Prompt
Keep only the lines of the data below that contain "Efficient", and copy them.

——

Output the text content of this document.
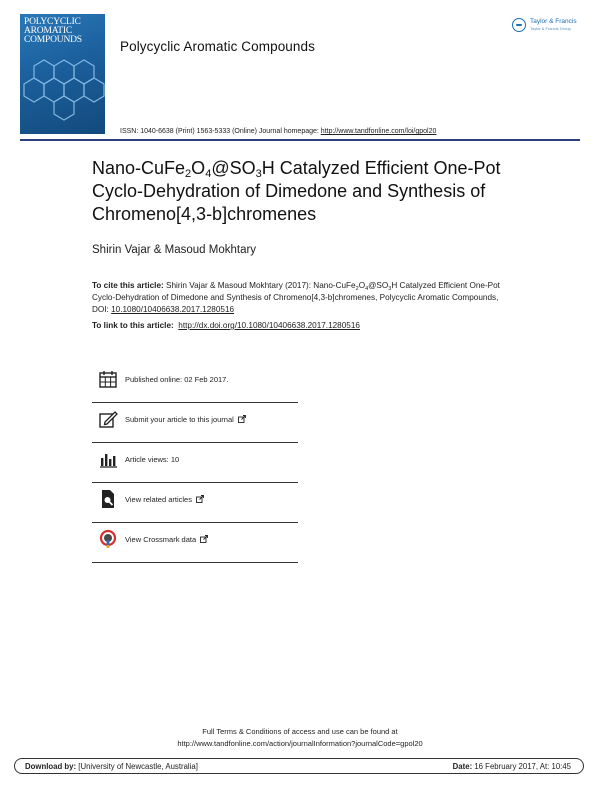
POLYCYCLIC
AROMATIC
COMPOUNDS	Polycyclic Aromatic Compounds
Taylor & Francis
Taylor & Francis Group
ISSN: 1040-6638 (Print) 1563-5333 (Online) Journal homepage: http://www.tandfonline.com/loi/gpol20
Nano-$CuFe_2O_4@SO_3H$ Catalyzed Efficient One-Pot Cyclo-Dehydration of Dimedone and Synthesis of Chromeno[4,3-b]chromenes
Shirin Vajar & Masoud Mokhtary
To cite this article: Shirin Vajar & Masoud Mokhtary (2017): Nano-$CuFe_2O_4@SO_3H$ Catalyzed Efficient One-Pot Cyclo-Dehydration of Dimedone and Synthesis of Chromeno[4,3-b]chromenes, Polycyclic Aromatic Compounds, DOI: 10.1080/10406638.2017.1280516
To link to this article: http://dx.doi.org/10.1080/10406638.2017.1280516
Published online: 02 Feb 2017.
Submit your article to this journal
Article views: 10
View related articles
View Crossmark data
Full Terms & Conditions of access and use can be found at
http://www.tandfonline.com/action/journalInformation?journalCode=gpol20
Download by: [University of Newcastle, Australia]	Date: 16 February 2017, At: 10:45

——

Final result
Nano-$CuFe_2O_4@SO_3H$ Catalyzed Efficient One-Pot Cyclo-Dehydration of Dimedone and Synthesis of Chromeno[4,3-b]chromenes
To cite this article: Shirin Vajar & Masoud Mokhtary (2017): Nano-$CuFe_2O_4@SO_3H$ Catalyzed Efficient One-Pot Cyclo-Dehydration of Dimedone and Synthesis of Chromeno[4,3-b]chromenes, Polycyclic Aromatic Compounds, DOI: 10.1080/10406638.2017.1280516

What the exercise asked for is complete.